Provided records »
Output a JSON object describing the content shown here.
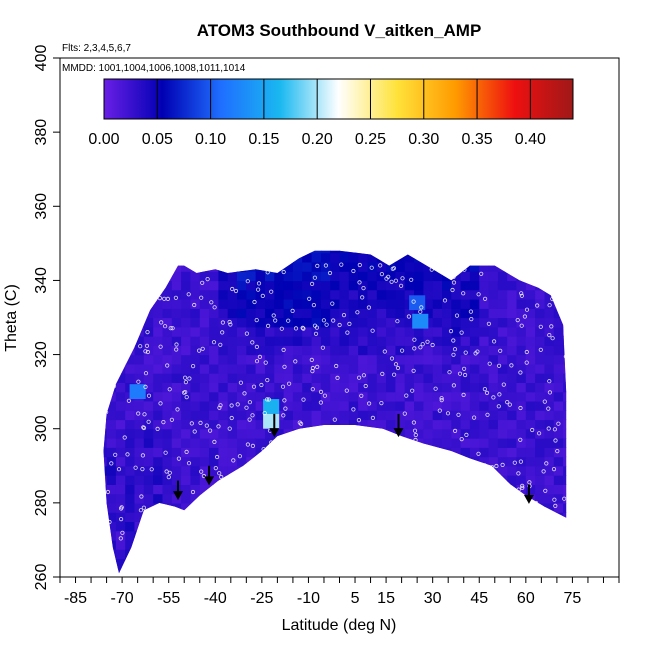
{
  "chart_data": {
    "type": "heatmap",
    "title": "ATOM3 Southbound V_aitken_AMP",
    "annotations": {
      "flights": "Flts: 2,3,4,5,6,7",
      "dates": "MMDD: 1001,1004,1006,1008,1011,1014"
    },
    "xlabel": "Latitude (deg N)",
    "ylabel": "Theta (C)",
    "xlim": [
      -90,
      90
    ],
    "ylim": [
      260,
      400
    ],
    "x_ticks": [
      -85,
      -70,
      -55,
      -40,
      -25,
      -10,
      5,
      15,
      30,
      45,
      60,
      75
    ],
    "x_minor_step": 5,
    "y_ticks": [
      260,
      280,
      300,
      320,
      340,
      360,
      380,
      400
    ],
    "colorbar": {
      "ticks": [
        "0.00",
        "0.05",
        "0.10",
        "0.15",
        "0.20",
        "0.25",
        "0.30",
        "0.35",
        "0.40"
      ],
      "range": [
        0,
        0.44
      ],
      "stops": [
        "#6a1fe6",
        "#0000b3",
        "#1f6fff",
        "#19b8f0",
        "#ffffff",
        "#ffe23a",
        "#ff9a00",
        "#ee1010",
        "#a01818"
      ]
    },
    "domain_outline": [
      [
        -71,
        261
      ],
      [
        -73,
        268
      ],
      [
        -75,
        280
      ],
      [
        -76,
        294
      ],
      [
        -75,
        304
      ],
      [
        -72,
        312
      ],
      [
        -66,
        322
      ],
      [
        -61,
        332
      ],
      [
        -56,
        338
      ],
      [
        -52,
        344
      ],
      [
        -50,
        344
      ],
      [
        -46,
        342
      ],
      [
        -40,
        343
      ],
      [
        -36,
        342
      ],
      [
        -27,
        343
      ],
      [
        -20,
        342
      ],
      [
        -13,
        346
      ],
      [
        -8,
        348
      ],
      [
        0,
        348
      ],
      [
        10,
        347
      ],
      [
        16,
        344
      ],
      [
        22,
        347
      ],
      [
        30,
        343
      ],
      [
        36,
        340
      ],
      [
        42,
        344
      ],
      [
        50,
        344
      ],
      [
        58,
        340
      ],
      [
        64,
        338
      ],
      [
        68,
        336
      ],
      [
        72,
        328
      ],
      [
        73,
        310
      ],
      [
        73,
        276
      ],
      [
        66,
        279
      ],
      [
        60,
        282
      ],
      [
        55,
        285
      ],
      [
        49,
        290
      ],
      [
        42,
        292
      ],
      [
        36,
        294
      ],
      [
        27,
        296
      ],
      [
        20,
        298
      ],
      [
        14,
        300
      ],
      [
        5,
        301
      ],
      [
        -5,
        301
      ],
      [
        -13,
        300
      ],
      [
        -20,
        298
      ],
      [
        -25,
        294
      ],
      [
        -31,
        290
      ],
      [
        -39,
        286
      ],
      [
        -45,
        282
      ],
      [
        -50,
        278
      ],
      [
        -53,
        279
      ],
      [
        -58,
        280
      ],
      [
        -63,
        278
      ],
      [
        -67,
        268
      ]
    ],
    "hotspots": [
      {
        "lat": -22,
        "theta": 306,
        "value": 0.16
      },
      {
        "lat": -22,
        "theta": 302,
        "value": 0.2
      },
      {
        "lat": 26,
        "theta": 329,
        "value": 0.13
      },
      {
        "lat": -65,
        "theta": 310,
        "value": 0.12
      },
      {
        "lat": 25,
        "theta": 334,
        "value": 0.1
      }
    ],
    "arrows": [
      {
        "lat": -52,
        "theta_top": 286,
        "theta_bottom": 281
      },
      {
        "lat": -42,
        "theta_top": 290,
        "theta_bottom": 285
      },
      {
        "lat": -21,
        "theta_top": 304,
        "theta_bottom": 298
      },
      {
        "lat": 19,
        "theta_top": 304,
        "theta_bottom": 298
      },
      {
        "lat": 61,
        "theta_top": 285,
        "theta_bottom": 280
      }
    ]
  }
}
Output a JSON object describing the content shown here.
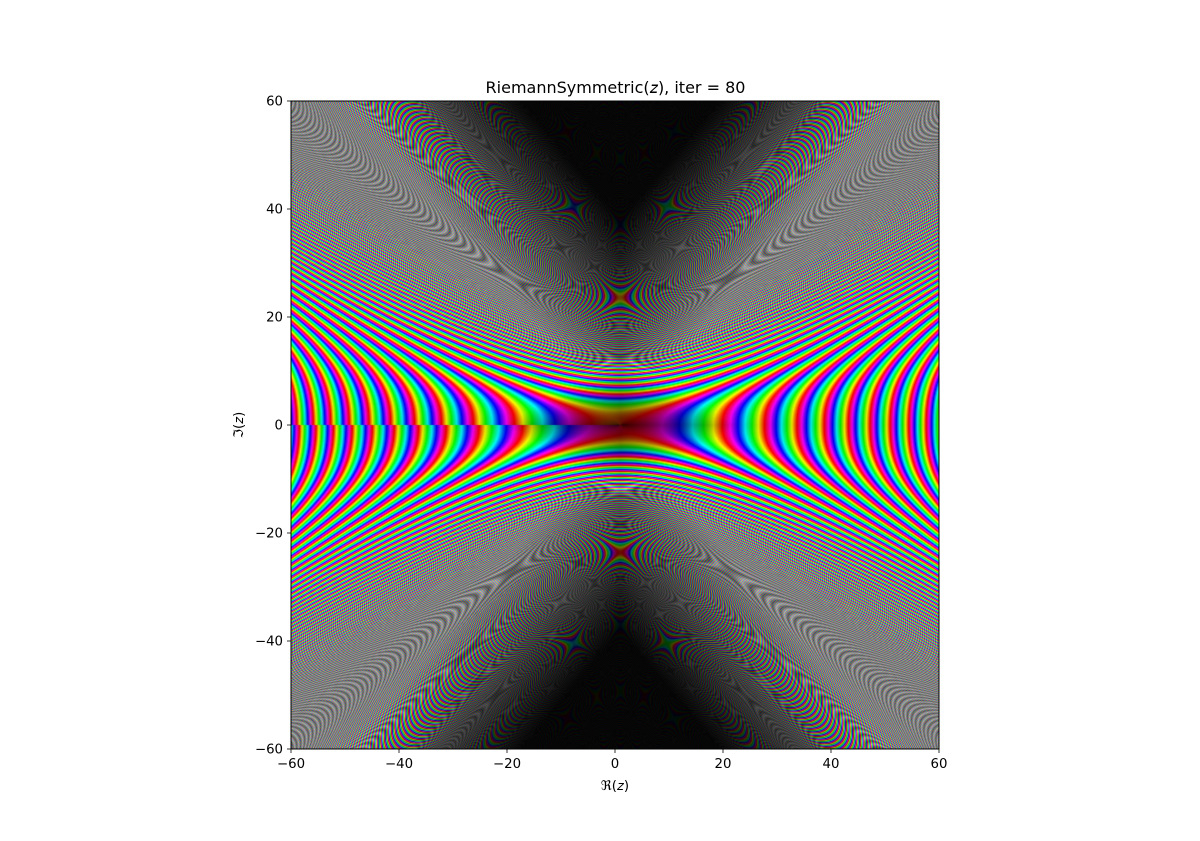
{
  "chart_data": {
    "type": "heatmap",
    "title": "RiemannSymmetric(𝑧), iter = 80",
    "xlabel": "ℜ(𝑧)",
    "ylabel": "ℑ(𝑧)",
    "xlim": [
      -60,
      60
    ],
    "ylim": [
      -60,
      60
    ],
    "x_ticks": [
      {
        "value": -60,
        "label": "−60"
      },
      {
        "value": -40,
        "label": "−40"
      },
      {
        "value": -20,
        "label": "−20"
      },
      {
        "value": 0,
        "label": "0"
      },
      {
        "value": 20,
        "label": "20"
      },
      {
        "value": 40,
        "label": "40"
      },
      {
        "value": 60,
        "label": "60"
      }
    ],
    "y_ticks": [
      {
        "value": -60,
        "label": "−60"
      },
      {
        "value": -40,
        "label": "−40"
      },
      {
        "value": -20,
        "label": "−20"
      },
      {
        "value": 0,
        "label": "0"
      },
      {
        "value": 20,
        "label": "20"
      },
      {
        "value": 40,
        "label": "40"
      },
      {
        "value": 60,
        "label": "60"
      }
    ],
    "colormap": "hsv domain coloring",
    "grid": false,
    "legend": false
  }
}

Exercise task »
Copy the records exactly. Skip the pictures.

The result »
Output a JSON object describing the content shown here.
{
  "chart_data": {
    "type": "heatmap",
    "title": "ATOM3 Southbound V_aitken_AMP",
    "annotations": {
      "flights": "Flts: 2,3,4,5,6,7",
      "dates": "MMDD: 1001,1004,1006,1008,1011,1014"
    },
    "xlabel": "Latitude (deg N)",
    "ylabel": "Theta (C)",
    "xlim": [
      -90,
      90
    ],
    "ylim": [
      260,
      400
    ],
    "x_ticks": [
      -85,
      -70,
      -55,
      -40,
      -25,
      -10,
      5,
      15,
      30,
      45,
      60,
      75
    ],
    "x_minor_step": 5,
    "y_ticks": [
      260,
      280,
      300,
      320,
      340,
      360,
      380,
      400
    ],
    "colorbar": {
      "ticks": [
        "0.00",
        "0.05",
        "0.10",
        "0.15",
        "0.20",
        "0.25",
        "0.30",
        "0.35",
        "0.40"
      ],
      "range": [
        0,
        0.44
      ],
      "stops": [
        "#6a1fe6",
        "#0000b3",
        "#1f6fff",
        "#19b8f0",
        "#ffffff",
        "#ffe23a",
        "#ff9a00",
        "#ee1010",
        "#a01818"
      ]
    },
    "domain_outline": [
      [
        -71,
        261
      ],
      [
        -73,
        268
      ],
      [
        -75,
        280
      ],
      [
        -76,
        294
      ],
      [
        -75,
        304
      ],
      [
        -72,
        312
      ],
      [
        -66,
        322
      ],
      [
        -61,
        332
      ],
      [
        -56,
        338
      ],
      [
        -52,
        344
      ],
      [
        -50,
        344
      ],
      [
        -46,
        342
      ],
      [
        -40,
        343
      ],
      [
        -36,
        342
      ],
      [
        -27,
        343
      ],
      [
        -20,
        342
      ],
      [
        -13,
        346
      ],
      [
        -8,
        348
      ],
      [
        0,
        348
      ],
      [
        10,
        347
      ],
      [
        16,
        344
      ],
      [
        22,
        347
      ],
      [
        30,
        343
      ],
      [
        36,
        340
      ],
      [
        42,
        344
      ],
      [
        50,
        344
      ],
      [
        58,
        340
      ],
      [
        64,
        338
      ],
      [
        68,
        336
      ],
      [
        72,
        328
      ],
      [
        73,
        310
      ],
      [
        73,
        276
      ],
      [
        66,
        279
      ],
      [
        60,
        282
      ],
      [
        55,
        285
      ],
      [
        49,
        290
      ],
      [
        42,
        292
      ],
      [
        36,
        294
      ],
      [
        27,
        296
      ],
      [
        20,
        298
      ],
      [
        14,
        300
      ],
      [
        5,
        301
      ],
      [
        -5,
        301
      ],
      [
        -13,
        300
      ],
      [
        -20,
        298
      ],
      [
        -25,
        294
      ],
      [
        -31,
        290
      ],
      [
        -39,
        286
      ],
      [
        -45,
        282
      ],
      [
        -50,
        278
      ],
      [
        -53,
        279
      ],
      [
        -58,
        280
      ],
      [
        -63,
        278
      ],
      [
        -67,
        268
      ]
    ],
    "hotspots": [
      {
        "lat": -22,
        "theta": 306,
        "value": 0.16
      },
      {
        "lat": -22,
        "theta": 302,
        "value": 0.2
      },
      {
        "lat": 26,
        "theta": 329,
        "value": 0.13
      },
      {
        "lat": -65,
        "theta": 310,
        "value": 0.12
      },
      {
        "lat": 25,
        "theta": 334,
        "value": 0.1
      }
    ],
    "arrows": [
      {
        "lat": -52,
        "theta_top": 286,
        "theta_bottom": 281
      },
      {
        "lat": -42,
        "theta_top": 290,
        "theta_bottom": 285
      },
      {
        "lat": -21,
        "theta_top": 304,
        "theta_bottom": 298
      },
      {
        "lat": 19,
        "theta_top": 304,
        "theta_bottom": 298
      },
      {
        "lat": 61,
        "theta_top": 285,
        "theta_bottom": 280
      }
    ]
  }
}
Output a JSON object describing the content shown here.
{
  "chart_data": {
    "type": "heatmap",
    "title": "RiemannSymmetric(𝑧), iter = 80",
    "xlabel": "ℜ(𝑧)",
    "ylabel": "ℑ(𝑧)",
    "xlim": [
      -60,
      60
    ],
    "ylim": [
      -60,
      60
    ],
    "x_ticks": [
      {
        "value": -60,
        "label": "−60"
      },
      {
        "value": -40,
        "label": "−40"
      },
      {
        "value": -20,
        "label": "−20"
      },
      {
        "value": 0,
        "label": "0"
      },
      {
        "value": 20,
        "label": "20"
      },
      {
        "value": 40,
        "label": "40"
      },
      {
        "value": 60,
        "label": "60"
      }
    ],
    "y_ticks": [
      {
        "value": -60,
        "label": "−60"
      },
      {
        "value": -40,
        "label": "−40"
      },
      {
        "value": -20,
        "label": "−20"
      },
      {
        "value": 0,
        "label": "0"
      },
      {
        "value": 20,
        "label": "20"
      },
      {
        "value": 40,
        "label": "40"
      },
      {
        "value": 60,
        "label": "60"
      }
    ],
    "colormap": "hsv domain coloring",
    "grid": false,
    "legend": false
  }
}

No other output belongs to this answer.